* _REQUEST_: In the material below, find all lines with the string "anticoagulant" and copy them.

* _DATA FOR THIS TASK_:
____________________
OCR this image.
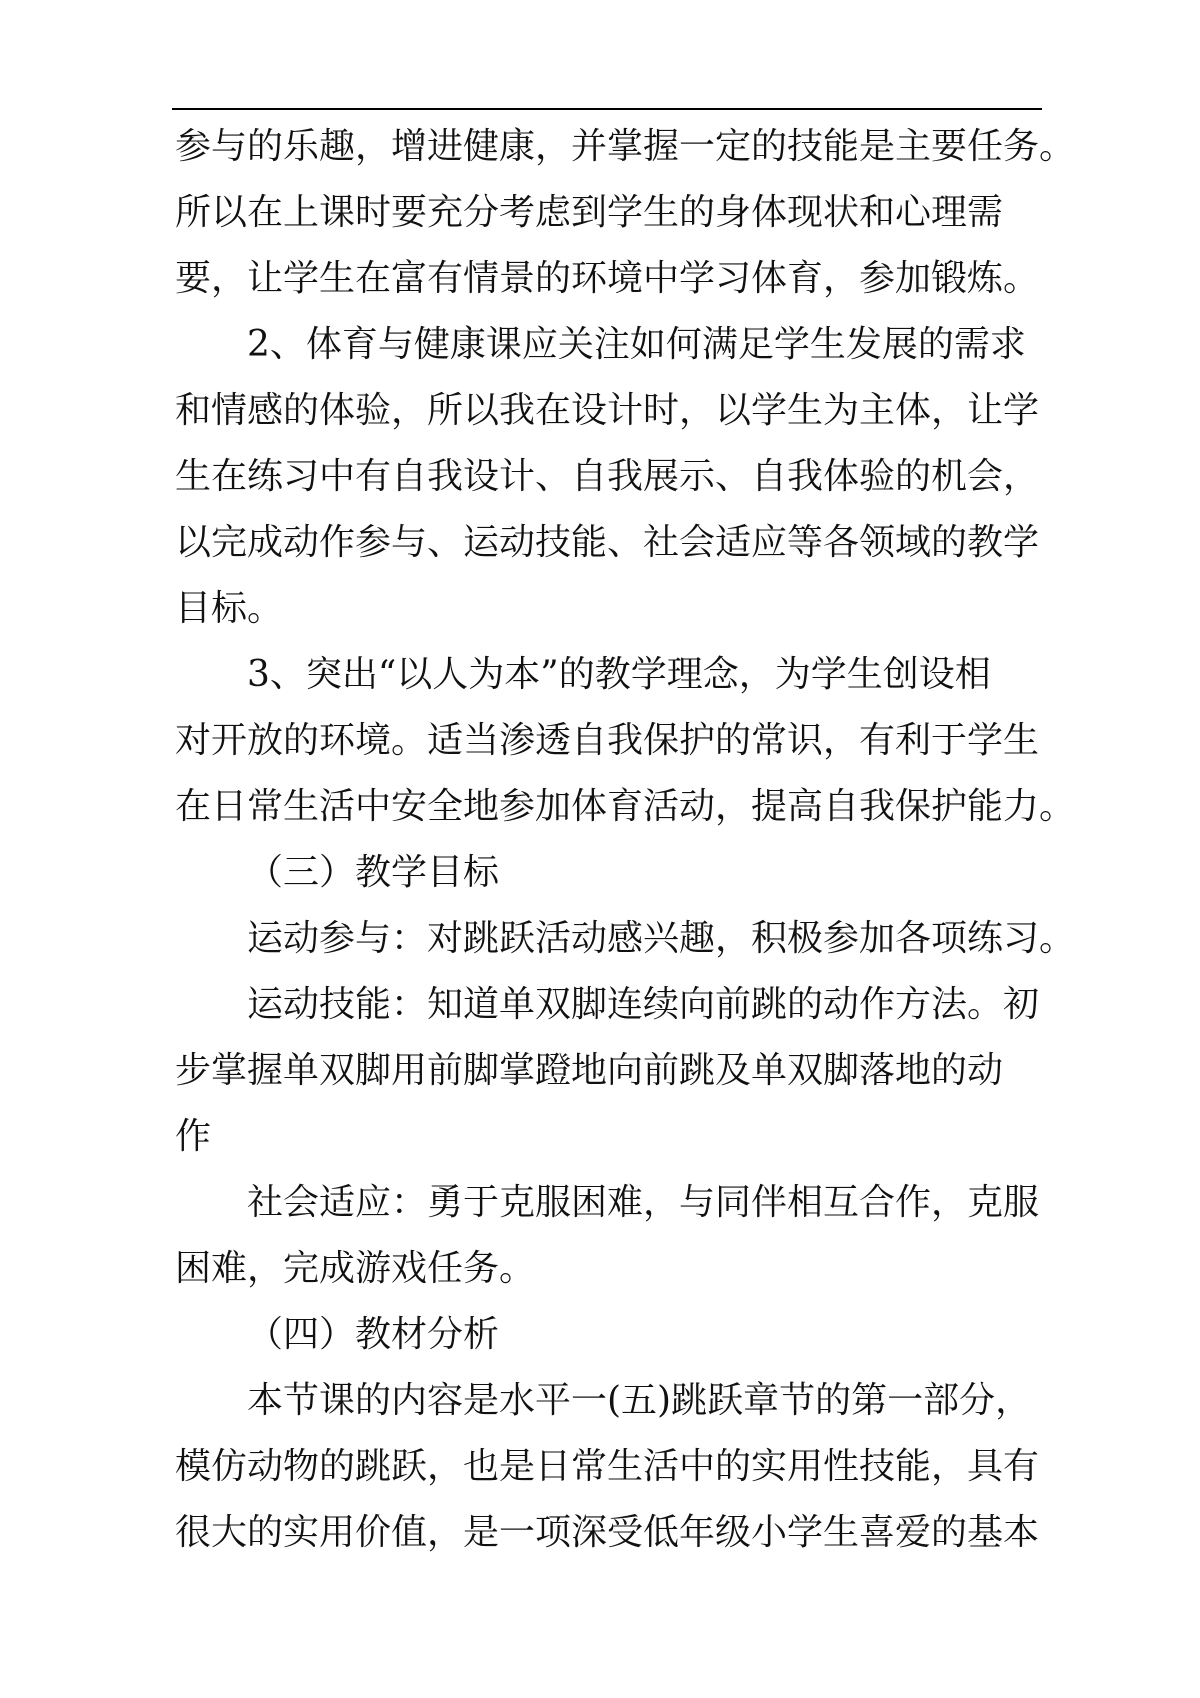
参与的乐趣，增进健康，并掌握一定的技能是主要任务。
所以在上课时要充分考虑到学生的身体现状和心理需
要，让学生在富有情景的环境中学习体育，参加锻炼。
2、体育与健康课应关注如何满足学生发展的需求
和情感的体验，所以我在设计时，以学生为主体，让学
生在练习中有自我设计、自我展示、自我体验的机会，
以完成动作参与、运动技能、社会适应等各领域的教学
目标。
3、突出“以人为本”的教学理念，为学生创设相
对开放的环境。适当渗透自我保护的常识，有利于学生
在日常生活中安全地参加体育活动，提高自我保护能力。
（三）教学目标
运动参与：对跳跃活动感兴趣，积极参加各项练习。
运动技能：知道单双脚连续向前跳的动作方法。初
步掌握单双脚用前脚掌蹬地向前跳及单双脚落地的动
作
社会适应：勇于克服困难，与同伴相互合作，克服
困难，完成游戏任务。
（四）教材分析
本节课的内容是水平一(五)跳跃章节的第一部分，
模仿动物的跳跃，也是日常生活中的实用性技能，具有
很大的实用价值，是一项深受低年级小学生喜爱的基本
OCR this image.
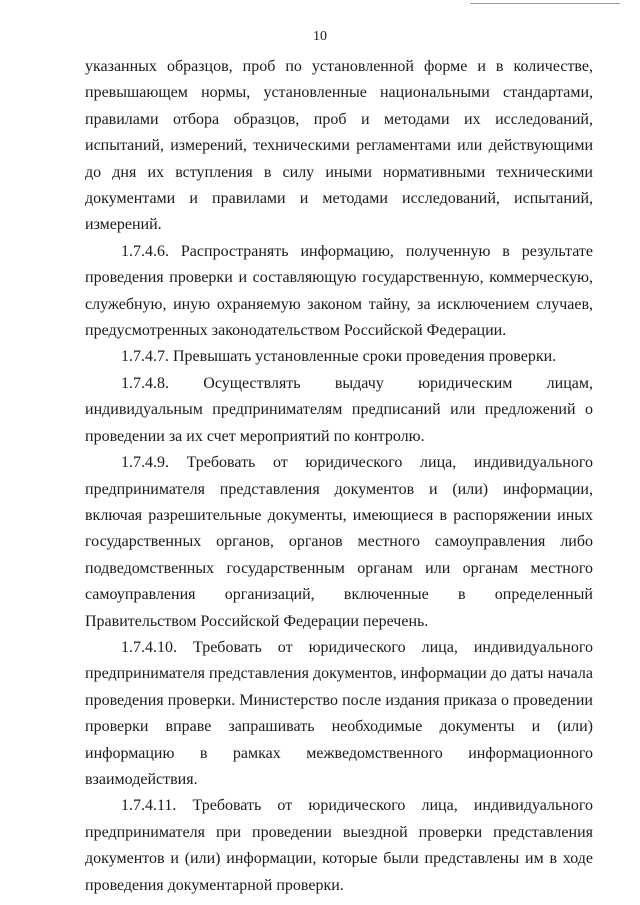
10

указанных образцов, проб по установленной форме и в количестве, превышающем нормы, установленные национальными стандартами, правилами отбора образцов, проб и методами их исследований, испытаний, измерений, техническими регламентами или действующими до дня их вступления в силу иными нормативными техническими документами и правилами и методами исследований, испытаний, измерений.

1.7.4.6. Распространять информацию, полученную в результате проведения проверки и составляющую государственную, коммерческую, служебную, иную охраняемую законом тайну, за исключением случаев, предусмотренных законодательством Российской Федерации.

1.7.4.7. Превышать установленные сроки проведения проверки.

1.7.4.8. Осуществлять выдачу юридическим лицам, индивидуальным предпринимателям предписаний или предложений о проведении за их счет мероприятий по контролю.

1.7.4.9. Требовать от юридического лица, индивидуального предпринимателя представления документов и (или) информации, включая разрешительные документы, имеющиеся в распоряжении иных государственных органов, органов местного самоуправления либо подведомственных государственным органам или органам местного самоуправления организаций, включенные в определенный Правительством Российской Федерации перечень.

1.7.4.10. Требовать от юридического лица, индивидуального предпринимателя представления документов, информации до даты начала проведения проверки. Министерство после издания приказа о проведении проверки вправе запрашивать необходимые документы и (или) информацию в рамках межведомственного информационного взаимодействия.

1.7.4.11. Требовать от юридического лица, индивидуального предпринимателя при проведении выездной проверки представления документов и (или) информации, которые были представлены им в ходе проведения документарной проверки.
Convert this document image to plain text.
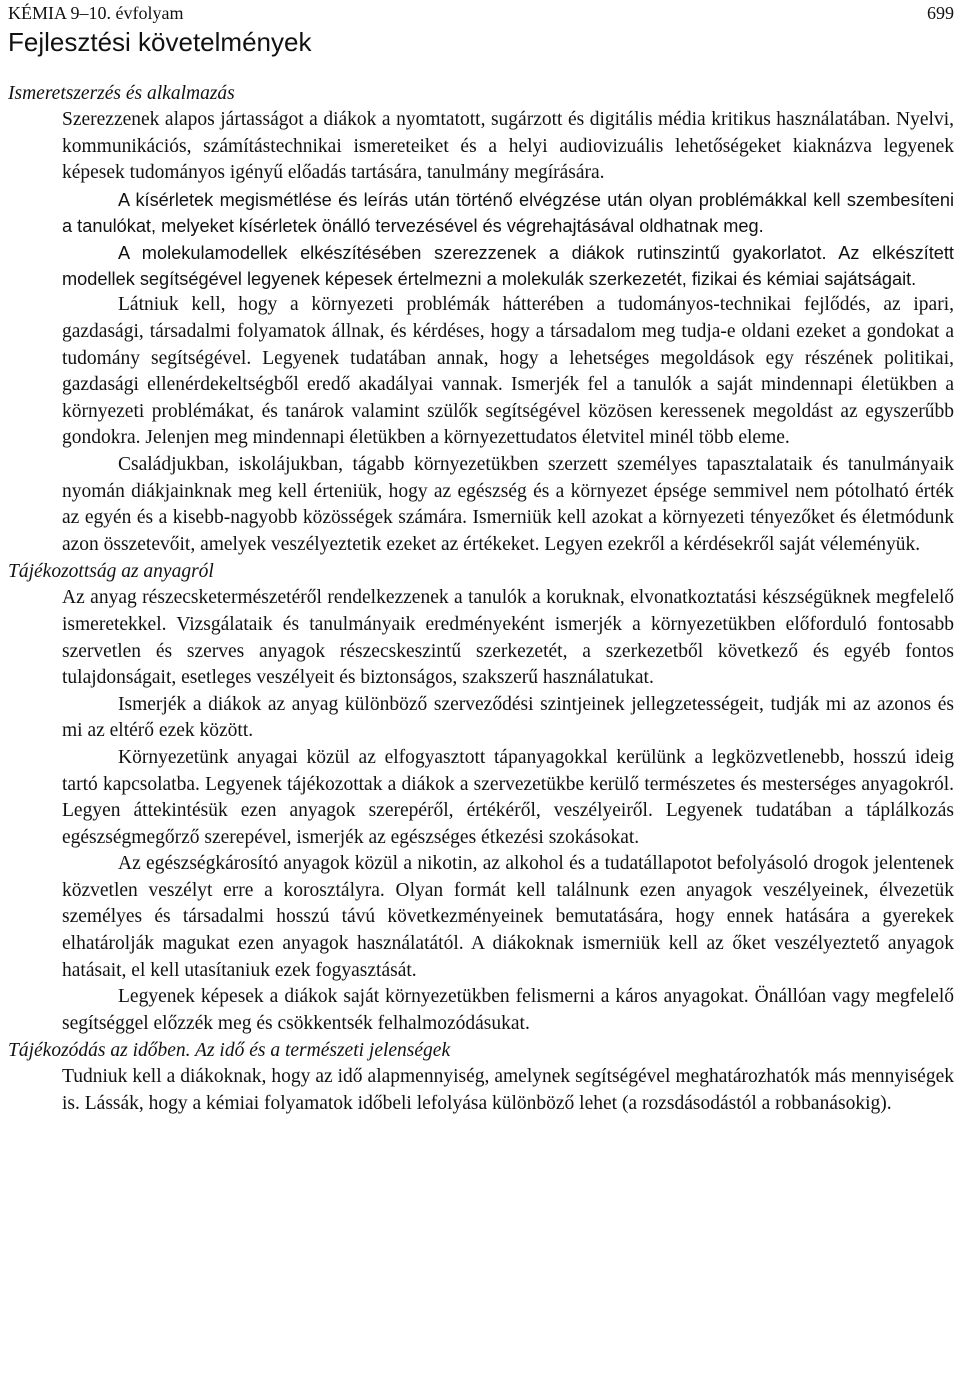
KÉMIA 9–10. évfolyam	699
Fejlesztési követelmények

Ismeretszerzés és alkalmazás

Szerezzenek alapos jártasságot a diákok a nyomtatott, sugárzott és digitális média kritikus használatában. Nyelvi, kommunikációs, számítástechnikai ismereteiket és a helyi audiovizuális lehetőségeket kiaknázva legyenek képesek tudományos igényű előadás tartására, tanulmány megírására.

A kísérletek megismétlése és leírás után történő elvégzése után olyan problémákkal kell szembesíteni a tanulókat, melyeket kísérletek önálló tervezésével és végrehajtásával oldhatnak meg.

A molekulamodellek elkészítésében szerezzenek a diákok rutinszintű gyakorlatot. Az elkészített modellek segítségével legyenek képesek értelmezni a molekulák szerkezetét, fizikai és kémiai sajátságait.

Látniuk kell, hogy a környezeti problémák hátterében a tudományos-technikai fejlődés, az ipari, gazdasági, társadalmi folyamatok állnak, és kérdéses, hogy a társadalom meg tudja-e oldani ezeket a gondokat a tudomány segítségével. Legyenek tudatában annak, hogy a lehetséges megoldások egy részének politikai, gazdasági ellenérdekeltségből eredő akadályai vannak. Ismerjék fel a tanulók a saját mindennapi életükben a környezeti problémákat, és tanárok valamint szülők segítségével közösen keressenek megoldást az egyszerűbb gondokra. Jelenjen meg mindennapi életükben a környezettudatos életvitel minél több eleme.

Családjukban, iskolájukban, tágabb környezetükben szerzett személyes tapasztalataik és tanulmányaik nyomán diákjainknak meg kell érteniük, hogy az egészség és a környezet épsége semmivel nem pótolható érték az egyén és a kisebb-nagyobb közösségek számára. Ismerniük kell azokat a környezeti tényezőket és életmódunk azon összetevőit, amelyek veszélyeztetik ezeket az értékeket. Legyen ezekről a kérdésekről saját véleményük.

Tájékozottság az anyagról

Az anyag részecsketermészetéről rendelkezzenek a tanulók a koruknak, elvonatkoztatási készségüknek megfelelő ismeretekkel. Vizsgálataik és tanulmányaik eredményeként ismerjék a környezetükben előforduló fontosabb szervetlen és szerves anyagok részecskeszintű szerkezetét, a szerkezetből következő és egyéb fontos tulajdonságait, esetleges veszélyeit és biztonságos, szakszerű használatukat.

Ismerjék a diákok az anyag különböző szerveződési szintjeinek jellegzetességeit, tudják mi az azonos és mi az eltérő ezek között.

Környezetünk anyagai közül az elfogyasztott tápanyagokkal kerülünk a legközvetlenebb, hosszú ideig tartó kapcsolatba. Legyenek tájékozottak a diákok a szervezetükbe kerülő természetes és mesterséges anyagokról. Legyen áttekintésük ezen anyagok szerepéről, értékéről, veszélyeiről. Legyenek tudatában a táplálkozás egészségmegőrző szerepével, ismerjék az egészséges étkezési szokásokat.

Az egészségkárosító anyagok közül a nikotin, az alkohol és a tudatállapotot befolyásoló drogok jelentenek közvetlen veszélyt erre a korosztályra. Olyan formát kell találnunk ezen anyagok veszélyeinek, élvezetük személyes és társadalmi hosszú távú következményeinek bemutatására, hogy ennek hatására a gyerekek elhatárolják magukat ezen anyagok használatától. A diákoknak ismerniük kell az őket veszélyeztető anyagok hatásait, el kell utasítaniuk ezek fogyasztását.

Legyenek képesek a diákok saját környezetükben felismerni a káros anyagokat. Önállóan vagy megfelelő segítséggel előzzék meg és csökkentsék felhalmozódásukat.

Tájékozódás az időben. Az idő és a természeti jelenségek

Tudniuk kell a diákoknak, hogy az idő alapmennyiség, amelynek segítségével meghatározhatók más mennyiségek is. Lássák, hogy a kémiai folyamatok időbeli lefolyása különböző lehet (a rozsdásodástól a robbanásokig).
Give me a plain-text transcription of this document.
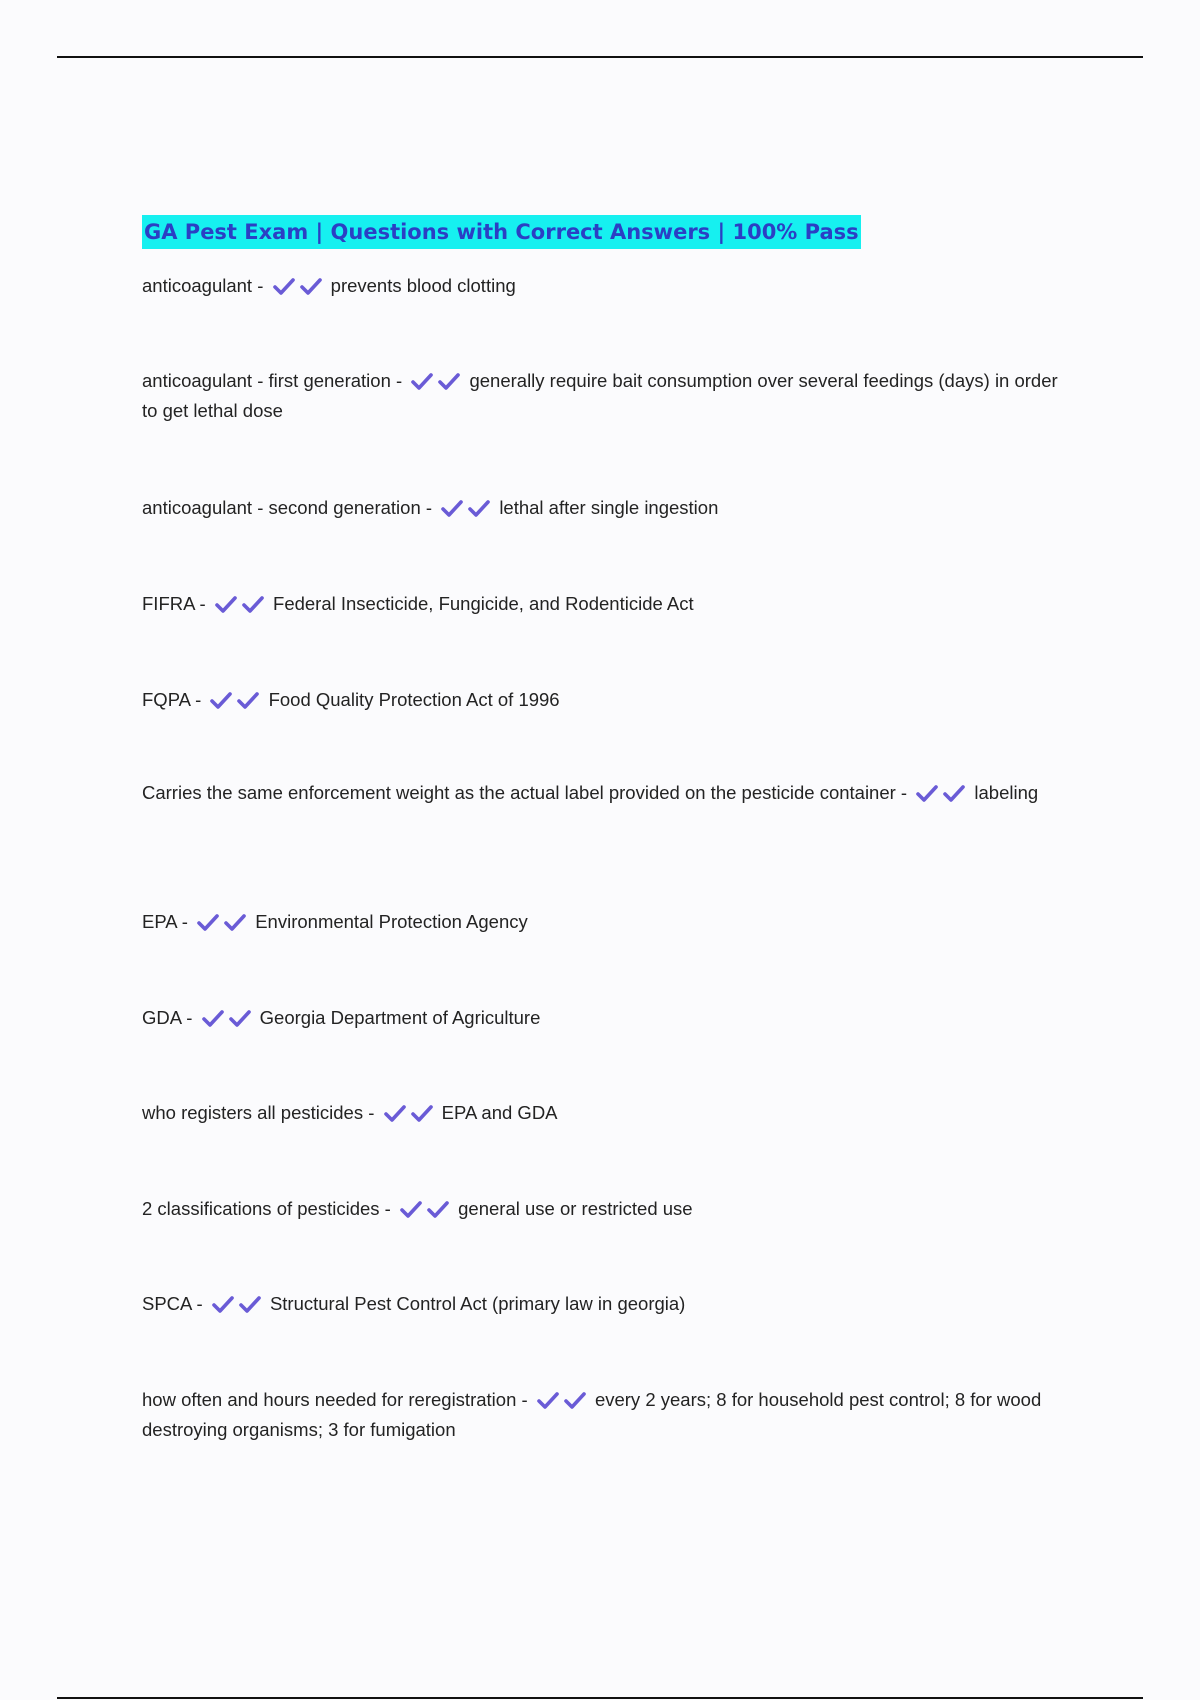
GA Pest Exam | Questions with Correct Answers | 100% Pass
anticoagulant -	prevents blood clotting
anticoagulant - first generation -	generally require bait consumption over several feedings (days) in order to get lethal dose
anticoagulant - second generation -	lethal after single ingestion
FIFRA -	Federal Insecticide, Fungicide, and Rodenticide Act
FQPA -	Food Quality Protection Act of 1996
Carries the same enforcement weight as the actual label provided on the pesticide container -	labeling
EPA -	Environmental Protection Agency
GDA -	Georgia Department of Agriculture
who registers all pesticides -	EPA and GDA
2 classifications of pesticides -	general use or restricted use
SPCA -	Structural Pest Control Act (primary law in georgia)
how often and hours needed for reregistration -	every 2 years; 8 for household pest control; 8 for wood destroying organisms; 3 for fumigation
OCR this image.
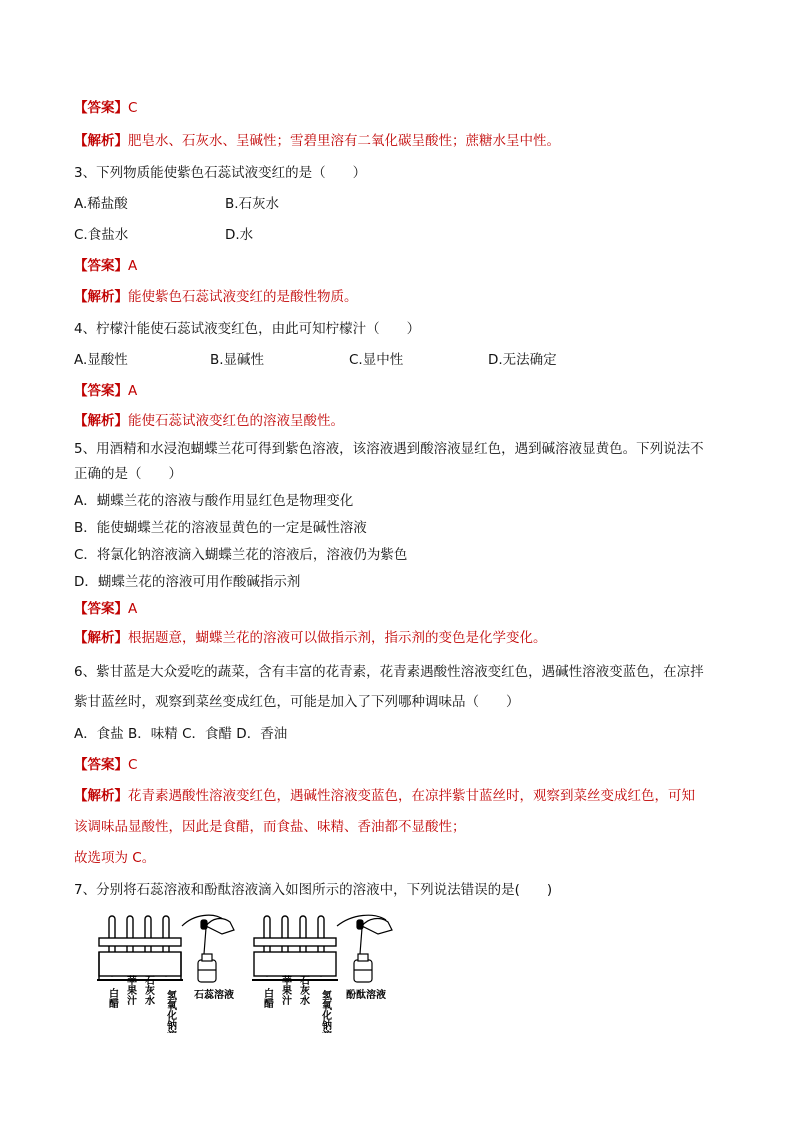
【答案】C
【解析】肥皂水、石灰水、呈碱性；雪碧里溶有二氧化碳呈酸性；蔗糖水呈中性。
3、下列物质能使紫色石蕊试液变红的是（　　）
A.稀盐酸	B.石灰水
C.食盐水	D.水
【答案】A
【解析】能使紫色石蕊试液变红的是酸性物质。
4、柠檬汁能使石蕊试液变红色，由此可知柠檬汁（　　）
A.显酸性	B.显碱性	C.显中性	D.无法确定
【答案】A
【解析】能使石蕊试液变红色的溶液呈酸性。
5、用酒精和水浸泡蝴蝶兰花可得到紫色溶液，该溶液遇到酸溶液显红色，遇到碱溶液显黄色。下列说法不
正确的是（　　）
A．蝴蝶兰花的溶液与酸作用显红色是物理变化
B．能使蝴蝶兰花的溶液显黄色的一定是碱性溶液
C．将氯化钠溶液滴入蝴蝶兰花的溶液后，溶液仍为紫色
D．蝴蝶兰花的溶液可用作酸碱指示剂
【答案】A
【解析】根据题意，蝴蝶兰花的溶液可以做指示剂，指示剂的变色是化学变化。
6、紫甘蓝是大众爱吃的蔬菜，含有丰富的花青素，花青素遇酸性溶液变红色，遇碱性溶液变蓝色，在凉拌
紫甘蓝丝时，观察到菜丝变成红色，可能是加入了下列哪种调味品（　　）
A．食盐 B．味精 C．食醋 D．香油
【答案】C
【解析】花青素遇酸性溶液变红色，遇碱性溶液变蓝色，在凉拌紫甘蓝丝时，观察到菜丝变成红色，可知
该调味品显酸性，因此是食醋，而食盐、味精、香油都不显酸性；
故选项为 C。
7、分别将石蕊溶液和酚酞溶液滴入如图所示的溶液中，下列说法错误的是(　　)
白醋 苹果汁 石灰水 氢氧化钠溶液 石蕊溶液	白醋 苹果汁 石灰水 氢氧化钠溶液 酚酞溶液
____________________
* _ANSWER BELOW_:
anticoagulant -	prevents blood clotting
anticoagulant - first generation -	generally require bait consumption over several feedings (days) in order to get lethal dose
anticoagulant - second generation -	lethal after single ingestion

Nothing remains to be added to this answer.